## Vorliegender Auszug:
_ _ _ _ _

# Aktualisierung



## Clovere (1. Sep. 2008)

warum muss ich regelmäßig den Browser schliessen und neu starten, wenn ich durch das Forum wandere?

Gruss

Elmar


----------



## Koi-Uwe (1. Sep. 2008)

*AW: Aktualisierung*

Warum denn das ? Hängt er sich auf ? Oder was passiert ?


----------



## Clovere (1. Sep. 2008)

*AW: Aktualisierung*

ist unterschiedlich. Manchmal keine Reaktion mit "Fehler auf der Seite" oder braucht ewig um zu laden. Dann starte ich ihn neu und alles ist direkt wieder da.

Gruss

Elmar


----------



## Koi-Uwe (1. Sep. 2008)

*AW: Aktualisierung*

FireFox oder Internet Explorer ? Versuchs mal mit einem anderen Browser


----------



## Clovere (1. Sep. 2008)

*AW: Aktualisierung*

hab im Büro nur den IE und kann nichts anderes installieren. Daheim gehts ja auch ohne Probs und lite-DSL.

Elmar


----------



## Koi-Uwe (1. Sep. 2008)

*AW: Aktualisierung*

Dann sprich mal euren Administrator an


----------



## Clovere (1. Sep. 2008)

*AW: Aktualisierung*

der sitzt im Amiland *gg*


----------



## Koi-Uwe (1. Sep. 2008)

*AW: Aktualisierung*

Ist schwer zu helfen wenn du keine Adminrechte an deinem PC hast. Wer weiß welche Policies bei euch in der Firma greifen usw.


----------



## Clovere (1. Sep. 2008)

*AW: Aktualisierung*

hab schon Adminrechte für meinen PC (IT-Abteilung), aber ich möchte mir wegen Neuinstallationen keinen Ärger einhandeln. Werde ich halt damit leben müssen.

Elmar


----------



## Annett (1. Sep. 2008)

*AW: Aktualisierung*

Moin Elmar.

Ist jetzt vielleicht ein "blöder" Hinweis - aber die Cookie-Einstellungen hast Du schon durchgecheckt und die alten "Kekse" mal versuchsweise beseitigt?


----------



## Clovere (1. Sep. 2008)

*AW: Aktualisierung*

Hallo Annett
mache ich regelmäßig.

Elmar


----------

_ _ _ _ _

## Zu erledigen:
(1) Beantworte anhand des vorliegenden Auszugs:
(a) Welchen Browser hat Elmar im Büro zur Verfügung?
(b) Wo sitzt laut Elmar der Administrator?
(c) Was schlägt Annett vor?
(2) Zähle alle Benutzernamen auf, unter denen im vorliegenden Auszug Beiträge erscheinen.
Die Datensätze stammen aus einer anderen Quelle.

_ _ _ _ _

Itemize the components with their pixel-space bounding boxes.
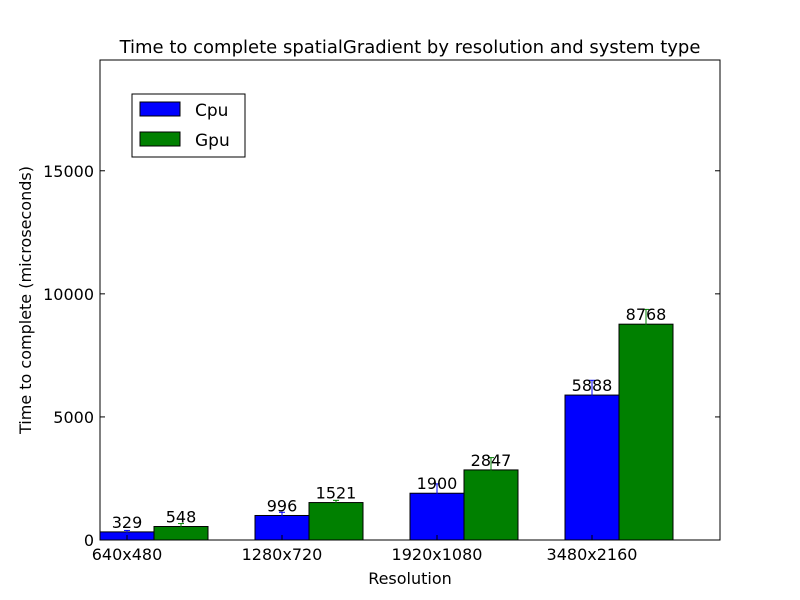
legend-swatch-gpu xyxy=(139,131,181,147)
bars-layer xyxy=(99,323,674,541)
x-tick-label-3480x2160: 3480x2160 xyxy=(547,545,638,564)
y-axis: 0 5000 10000 15000 xyxy=(43,162,720,550)
value-label-gpu-1280x720: 1521 xyxy=(316,484,357,503)
value-label-cpu-3480x2160: 5888 xyxy=(572,376,613,395)
x-tick-label-1920x1080: 1920x1080 xyxy=(392,545,483,564)
x-tick-label-1280x720: 1280x720 xyxy=(242,545,323,564)
legend-swatch-cpu xyxy=(139,101,181,117)
y-tick-label-15000: 15000 xyxy=(43,162,94,181)
chart-title: Time to complete spatialGradient by reso… xyxy=(119,37,701,58)
y-tick-label-5000: 5000 xyxy=(53,408,94,427)
y-axis-label: Time to complete (microseconds) xyxy=(16,166,35,435)
plot-frame xyxy=(99,59,721,541)
error-bars-layer xyxy=(124,308,649,534)
value-label-gpu-1920x1080: 2847 xyxy=(471,451,512,470)
bar-gpu-1280x720 xyxy=(308,502,364,541)
x-tick-label-640x480: 640x480 xyxy=(92,545,163,564)
legend-label-cpu: Cpu xyxy=(195,101,228,121)
value-label-gpu-3480x2160: 8768 xyxy=(626,305,667,324)
value-label-cpu-1280x720: 996 xyxy=(267,496,298,515)
value-label-gpu-640x480: 548 xyxy=(166,508,197,527)
value-label-cpu-640x480: 329 xyxy=(112,513,143,532)
y-tick-label-10000: 10000 xyxy=(43,285,94,304)
value-labels-layer: 329 996 1900 5888 548 1521 2847 8768 xyxy=(112,305,667,532)
bar-gpu-3480x2160 xyxy=(618,323,674,541)
x-axis: 640x480 1280x720 1920x1080 3480x2160 xyxy=(92,535,638,564)
y-tick-label-0: 0 xyxy=(84,531,94,550)
bar-cpu-3480x2160 xyxy=(564,394,620,541)
legend: Cpu Gpu xyxy=(131,93,246,158)
value-label-cpu-1920x1080: 1900 xyxy=(417,474,458,493)
x-axis-label: Resolution xyxy=(368,569,452,588)
legend-label-gpu: Gpu xyxy=(195,131,230,151)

_ _ _ _ _

## Lösungen je Aufgabe:
(1)
(a) Nur den IE (Internet Explorer).
(b) Im Amiland.
(c) Die Cookie-Einstellungen zu prüfen und die alten Cookies versuchsweise zu löschen.

(2) Clovere, Koi-Uwe, Annett